=== AVAILABLE DATA ===
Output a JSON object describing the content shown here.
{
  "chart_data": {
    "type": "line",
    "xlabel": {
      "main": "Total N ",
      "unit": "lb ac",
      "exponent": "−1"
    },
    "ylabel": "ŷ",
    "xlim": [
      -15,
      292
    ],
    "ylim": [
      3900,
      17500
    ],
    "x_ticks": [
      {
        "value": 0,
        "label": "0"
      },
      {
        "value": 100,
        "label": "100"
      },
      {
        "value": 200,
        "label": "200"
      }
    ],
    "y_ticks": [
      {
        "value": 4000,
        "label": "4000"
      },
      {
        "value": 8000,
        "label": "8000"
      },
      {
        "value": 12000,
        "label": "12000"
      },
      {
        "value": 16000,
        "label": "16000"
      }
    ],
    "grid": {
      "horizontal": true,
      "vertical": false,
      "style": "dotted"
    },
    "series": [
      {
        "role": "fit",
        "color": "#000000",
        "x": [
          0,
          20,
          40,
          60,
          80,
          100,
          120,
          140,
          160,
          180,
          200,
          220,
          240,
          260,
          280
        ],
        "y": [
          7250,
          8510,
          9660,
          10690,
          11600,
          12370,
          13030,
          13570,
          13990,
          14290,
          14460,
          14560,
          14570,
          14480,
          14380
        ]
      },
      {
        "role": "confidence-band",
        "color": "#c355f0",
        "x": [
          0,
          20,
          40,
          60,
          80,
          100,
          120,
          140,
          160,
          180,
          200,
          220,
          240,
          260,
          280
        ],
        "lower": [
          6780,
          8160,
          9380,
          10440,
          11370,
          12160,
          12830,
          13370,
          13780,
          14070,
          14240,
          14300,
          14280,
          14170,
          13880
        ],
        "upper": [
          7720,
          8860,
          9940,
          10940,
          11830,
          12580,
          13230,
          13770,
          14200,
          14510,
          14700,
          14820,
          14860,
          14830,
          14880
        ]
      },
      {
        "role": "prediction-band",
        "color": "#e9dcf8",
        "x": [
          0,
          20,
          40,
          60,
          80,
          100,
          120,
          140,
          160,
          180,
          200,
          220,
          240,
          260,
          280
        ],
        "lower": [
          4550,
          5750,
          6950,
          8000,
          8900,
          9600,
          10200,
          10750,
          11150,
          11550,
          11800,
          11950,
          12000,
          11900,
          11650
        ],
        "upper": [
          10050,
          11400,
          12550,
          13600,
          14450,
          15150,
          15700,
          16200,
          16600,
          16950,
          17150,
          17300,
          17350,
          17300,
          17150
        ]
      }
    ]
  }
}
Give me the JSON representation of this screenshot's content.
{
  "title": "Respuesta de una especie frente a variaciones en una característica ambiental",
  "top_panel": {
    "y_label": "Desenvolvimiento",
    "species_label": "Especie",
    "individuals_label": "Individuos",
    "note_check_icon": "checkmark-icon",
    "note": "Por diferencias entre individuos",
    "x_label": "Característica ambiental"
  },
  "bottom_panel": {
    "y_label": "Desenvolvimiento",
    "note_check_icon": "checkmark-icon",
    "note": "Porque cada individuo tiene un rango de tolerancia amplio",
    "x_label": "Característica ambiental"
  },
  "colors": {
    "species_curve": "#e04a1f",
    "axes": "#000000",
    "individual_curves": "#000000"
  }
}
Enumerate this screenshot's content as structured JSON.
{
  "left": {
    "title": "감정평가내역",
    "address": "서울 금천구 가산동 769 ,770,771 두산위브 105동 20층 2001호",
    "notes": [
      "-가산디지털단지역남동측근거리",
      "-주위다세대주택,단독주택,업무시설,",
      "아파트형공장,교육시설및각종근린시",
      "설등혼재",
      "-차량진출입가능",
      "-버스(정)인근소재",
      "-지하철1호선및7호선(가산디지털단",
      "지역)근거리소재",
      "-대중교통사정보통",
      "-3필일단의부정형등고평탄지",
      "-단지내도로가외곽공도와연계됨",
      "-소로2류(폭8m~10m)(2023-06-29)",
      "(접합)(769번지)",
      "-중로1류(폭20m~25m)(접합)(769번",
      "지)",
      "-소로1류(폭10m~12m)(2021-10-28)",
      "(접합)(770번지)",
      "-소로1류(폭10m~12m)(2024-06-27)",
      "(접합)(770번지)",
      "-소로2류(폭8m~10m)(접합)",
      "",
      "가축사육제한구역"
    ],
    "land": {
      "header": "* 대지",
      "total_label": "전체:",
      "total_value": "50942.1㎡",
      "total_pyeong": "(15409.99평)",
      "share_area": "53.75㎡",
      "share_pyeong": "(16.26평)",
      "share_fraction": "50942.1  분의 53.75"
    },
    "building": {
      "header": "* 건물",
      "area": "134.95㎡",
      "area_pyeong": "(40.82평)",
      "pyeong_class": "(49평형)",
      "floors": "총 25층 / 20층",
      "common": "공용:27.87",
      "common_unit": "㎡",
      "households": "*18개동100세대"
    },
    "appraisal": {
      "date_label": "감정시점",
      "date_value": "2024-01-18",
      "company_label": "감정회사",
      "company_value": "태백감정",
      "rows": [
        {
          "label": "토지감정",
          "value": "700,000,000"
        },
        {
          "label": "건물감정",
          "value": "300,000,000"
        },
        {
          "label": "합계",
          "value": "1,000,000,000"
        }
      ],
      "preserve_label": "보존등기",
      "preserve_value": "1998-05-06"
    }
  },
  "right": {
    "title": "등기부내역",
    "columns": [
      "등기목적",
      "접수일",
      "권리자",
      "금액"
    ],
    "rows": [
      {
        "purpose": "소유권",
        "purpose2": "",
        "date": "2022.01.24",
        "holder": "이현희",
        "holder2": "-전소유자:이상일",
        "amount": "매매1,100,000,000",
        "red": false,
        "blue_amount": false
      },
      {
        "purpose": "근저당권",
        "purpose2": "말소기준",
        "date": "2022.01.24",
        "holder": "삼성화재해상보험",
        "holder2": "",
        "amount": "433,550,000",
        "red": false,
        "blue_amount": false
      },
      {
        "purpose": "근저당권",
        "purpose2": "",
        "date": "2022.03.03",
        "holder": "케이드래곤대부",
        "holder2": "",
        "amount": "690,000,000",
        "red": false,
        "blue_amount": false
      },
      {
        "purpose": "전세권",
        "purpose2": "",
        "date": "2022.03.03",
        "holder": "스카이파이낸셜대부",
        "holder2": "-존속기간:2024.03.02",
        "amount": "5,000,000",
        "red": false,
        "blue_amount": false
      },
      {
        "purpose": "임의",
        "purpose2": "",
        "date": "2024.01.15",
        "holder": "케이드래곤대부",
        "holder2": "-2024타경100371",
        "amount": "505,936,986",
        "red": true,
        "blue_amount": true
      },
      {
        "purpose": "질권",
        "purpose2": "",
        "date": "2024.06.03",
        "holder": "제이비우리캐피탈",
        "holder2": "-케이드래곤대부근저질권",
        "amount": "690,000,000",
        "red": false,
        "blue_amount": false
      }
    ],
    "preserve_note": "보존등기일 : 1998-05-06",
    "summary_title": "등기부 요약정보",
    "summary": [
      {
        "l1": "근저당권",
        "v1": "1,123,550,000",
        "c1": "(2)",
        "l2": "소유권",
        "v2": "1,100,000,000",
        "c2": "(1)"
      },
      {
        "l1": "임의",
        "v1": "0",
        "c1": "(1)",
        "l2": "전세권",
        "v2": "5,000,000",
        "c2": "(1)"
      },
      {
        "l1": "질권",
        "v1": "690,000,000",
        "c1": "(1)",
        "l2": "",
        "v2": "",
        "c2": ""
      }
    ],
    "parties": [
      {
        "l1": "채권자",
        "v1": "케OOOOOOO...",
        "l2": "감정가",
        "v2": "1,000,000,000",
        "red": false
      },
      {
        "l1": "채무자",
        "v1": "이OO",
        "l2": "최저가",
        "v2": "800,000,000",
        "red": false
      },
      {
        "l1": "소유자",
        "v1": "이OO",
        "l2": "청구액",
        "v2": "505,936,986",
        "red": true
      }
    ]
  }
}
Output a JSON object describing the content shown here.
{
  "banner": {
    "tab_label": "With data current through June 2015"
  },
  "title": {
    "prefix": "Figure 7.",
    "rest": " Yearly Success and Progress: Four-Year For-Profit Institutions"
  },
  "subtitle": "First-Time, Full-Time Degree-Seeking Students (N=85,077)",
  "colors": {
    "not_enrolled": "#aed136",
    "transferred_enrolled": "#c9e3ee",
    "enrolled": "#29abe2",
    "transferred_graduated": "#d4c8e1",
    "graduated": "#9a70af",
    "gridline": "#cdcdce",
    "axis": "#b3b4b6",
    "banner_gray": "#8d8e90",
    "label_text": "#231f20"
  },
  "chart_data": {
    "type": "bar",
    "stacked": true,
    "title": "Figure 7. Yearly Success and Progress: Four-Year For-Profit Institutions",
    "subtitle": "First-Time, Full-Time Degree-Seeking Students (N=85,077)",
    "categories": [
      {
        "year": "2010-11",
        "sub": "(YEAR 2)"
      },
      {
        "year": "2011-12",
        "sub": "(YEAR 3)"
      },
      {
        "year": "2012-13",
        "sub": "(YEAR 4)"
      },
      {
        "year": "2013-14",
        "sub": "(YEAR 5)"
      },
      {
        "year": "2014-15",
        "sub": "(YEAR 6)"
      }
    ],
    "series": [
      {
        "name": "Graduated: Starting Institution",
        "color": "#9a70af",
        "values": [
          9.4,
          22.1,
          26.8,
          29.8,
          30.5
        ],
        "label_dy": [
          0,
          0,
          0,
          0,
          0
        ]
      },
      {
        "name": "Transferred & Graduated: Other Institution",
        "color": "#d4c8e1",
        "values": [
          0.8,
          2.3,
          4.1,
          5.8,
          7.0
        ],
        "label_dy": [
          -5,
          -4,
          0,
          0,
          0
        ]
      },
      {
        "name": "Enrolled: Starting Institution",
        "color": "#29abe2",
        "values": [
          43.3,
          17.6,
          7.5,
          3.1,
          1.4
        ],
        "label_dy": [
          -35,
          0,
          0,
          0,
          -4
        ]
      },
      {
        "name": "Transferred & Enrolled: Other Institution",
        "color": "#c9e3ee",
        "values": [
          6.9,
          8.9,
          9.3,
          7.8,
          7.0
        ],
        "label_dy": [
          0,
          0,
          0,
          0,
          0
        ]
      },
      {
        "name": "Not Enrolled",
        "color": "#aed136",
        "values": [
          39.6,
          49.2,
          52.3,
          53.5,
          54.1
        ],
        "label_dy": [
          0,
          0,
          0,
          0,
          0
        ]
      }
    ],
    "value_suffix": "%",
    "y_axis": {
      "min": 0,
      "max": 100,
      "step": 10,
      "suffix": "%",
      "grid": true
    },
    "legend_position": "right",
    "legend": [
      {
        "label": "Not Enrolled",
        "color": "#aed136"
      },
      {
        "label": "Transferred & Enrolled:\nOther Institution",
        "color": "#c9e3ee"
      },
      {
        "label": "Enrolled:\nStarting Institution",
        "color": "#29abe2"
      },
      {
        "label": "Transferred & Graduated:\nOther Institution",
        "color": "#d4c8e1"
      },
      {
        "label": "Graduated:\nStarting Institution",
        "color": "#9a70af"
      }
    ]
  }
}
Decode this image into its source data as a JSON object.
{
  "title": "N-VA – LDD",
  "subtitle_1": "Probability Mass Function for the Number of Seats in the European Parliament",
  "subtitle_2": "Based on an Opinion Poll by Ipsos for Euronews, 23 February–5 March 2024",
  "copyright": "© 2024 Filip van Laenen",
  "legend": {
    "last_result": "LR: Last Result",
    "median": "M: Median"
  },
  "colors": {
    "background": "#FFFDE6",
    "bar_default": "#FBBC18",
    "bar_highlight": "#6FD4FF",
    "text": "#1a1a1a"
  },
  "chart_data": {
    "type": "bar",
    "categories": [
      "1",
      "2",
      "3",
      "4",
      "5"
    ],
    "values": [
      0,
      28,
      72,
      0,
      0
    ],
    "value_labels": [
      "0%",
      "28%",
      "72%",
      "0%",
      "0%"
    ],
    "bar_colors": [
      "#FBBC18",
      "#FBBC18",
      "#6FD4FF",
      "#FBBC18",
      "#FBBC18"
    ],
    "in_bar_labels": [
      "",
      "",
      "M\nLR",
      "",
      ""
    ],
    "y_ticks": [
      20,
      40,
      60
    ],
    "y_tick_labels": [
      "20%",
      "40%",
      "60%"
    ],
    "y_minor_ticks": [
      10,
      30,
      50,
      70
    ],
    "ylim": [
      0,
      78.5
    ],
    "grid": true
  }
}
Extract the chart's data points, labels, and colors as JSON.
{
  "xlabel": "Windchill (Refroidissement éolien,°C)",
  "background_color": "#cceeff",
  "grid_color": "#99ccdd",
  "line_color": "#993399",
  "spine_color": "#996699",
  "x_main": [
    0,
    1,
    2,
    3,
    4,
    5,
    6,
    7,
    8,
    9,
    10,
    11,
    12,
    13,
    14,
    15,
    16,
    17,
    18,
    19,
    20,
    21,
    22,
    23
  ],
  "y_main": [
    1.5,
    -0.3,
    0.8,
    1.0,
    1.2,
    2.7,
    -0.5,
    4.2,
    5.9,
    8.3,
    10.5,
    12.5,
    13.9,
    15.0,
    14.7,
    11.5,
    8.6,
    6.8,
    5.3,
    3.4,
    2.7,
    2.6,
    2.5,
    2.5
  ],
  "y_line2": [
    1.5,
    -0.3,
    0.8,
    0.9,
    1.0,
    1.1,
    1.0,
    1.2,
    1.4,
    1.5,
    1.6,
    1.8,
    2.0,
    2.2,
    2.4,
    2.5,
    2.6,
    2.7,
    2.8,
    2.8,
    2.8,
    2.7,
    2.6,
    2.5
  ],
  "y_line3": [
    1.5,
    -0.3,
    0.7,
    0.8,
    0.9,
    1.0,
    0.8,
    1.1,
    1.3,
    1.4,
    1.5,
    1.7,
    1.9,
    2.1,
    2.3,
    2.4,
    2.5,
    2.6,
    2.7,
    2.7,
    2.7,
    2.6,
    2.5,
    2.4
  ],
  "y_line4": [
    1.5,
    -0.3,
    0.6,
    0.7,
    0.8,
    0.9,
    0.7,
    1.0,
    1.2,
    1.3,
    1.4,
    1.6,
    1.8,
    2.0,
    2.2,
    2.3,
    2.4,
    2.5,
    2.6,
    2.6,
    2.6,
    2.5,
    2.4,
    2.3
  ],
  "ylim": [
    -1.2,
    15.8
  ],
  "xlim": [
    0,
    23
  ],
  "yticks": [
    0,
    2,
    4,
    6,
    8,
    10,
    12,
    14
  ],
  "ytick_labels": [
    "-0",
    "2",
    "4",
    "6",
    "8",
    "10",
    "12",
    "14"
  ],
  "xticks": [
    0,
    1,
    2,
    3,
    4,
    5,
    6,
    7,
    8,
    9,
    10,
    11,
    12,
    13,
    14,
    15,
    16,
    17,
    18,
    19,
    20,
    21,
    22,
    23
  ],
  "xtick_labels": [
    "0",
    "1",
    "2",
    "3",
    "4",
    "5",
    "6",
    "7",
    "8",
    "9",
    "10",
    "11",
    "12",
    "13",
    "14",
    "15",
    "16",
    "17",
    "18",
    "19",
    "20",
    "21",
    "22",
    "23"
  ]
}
===
* _WHAT THE TASK ASKS_: Check each line of the listing above for the string "role", then report only how many lines have it.

* _CORRECT RESULT_: 3